• Instructions for the task
Copy every line of the records below where the word "просто" occurs.

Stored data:
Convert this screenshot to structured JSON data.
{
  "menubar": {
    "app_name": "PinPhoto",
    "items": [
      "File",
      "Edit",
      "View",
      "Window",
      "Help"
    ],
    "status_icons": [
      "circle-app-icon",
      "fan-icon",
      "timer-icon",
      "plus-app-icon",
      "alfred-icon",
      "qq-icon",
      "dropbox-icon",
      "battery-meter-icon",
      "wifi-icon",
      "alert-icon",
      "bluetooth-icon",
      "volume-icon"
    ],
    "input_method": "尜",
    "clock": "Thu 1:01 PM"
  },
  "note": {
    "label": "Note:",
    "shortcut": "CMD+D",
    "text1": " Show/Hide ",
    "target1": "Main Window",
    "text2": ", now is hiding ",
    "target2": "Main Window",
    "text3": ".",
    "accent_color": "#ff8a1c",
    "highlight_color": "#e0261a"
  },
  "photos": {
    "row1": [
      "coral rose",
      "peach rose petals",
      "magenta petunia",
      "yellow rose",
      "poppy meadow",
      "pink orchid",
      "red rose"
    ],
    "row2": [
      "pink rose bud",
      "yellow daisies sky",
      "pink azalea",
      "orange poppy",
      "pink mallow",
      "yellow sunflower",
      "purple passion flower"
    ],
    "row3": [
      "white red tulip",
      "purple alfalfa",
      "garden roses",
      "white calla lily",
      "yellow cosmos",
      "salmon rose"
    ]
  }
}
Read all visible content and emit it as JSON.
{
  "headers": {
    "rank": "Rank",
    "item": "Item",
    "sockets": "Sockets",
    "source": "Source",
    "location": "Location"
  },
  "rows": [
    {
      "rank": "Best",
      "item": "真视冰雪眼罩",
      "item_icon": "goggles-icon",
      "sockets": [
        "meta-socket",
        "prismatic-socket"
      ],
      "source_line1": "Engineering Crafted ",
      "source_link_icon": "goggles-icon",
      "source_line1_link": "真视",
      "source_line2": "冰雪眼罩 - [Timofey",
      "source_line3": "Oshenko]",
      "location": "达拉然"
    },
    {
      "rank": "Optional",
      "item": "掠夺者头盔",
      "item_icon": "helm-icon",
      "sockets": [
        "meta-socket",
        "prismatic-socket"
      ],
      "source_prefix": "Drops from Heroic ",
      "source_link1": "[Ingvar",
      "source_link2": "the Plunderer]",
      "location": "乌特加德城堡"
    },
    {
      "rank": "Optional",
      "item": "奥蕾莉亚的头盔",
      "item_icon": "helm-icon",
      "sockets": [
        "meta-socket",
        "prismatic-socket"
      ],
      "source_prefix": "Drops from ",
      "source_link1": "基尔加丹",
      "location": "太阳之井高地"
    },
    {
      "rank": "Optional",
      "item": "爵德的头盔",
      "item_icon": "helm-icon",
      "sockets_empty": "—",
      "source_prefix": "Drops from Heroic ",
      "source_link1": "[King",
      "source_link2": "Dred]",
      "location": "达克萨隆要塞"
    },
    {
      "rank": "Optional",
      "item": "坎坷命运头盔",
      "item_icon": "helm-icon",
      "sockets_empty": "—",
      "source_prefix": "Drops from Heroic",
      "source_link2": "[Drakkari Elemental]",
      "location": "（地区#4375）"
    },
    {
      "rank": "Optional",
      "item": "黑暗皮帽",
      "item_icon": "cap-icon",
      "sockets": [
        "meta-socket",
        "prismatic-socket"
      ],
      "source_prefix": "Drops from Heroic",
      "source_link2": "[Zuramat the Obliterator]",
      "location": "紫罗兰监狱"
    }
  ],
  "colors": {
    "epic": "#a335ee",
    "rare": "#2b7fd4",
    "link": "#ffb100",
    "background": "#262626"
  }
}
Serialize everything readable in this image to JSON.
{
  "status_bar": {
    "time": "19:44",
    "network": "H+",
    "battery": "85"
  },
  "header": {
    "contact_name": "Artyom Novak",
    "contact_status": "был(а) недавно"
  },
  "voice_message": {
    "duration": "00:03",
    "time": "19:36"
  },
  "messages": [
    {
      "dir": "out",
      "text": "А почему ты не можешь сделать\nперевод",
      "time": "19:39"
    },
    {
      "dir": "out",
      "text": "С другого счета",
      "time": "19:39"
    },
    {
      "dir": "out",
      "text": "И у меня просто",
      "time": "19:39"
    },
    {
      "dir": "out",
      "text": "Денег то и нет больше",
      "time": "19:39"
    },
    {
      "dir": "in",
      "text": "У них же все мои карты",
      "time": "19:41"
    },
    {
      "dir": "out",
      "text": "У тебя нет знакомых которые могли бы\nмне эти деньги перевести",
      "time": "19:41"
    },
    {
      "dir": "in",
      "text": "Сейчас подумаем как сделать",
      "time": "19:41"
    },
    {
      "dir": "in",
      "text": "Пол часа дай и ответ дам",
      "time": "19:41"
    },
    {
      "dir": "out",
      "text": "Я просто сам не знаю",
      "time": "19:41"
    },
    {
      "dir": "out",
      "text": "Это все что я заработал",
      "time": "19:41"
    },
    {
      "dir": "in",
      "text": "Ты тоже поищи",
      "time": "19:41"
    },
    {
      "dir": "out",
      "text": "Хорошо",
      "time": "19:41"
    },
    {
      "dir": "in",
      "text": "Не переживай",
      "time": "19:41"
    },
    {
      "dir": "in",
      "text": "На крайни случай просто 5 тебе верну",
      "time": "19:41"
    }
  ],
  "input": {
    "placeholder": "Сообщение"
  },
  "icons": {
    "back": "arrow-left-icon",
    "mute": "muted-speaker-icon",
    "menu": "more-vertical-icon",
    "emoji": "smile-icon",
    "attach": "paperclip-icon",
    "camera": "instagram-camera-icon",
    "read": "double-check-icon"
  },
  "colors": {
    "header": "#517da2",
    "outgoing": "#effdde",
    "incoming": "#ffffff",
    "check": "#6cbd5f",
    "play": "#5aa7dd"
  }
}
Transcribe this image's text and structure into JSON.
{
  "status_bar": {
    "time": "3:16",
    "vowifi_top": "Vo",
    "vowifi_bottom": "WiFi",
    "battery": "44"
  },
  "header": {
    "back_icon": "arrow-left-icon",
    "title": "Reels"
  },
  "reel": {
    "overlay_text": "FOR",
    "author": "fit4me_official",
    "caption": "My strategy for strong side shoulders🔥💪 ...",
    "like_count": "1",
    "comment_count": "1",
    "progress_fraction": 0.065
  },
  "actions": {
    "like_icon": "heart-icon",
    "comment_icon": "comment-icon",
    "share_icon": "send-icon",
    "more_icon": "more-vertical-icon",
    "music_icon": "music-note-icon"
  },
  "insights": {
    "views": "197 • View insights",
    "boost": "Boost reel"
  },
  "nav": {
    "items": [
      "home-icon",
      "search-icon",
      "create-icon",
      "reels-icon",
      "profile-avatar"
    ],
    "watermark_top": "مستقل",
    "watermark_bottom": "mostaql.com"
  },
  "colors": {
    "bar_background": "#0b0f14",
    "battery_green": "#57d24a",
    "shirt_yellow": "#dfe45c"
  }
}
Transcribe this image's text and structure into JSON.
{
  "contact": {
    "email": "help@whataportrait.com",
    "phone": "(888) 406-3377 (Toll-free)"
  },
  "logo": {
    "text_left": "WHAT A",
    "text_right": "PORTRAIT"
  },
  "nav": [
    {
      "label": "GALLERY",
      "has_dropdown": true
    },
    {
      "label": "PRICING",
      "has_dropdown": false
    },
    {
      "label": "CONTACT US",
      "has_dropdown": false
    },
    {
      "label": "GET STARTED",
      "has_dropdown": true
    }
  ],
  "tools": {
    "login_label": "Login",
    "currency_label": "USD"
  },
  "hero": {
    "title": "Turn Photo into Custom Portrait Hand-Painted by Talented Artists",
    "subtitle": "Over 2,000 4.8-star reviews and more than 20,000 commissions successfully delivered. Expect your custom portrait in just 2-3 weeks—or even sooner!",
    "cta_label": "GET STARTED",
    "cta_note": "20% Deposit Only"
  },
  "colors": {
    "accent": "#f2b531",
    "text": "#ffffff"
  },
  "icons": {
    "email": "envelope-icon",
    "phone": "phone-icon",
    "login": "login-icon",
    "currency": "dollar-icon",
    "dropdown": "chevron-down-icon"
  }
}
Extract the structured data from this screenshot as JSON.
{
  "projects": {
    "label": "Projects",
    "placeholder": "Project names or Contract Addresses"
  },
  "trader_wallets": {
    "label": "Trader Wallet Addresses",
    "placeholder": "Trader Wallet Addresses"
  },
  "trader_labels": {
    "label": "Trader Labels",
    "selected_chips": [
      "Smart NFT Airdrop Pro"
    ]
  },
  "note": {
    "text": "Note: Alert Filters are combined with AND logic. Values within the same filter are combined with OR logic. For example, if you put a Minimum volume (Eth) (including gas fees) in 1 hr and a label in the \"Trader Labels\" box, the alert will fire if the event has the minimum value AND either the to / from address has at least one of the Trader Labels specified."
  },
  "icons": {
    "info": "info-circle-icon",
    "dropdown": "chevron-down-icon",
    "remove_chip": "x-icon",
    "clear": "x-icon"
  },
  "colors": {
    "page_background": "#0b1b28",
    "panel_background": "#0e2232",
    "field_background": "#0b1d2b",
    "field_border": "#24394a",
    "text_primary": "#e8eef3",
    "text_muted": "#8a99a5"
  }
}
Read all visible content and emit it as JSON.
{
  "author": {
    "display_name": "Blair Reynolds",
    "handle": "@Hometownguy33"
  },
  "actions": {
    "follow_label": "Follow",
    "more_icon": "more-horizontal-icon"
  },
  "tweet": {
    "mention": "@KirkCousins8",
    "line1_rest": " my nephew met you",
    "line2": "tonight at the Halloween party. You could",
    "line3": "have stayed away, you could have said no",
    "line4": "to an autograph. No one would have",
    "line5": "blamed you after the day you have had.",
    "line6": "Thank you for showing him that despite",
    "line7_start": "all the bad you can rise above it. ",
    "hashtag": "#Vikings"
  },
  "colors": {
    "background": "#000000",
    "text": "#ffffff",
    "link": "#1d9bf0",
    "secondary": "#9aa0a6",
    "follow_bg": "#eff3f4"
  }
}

• Task result
      "text": "И у меня просто",
      "text": "Я просто сам не знаю",
      "text": "На крайни случай просто 5 тебе верну",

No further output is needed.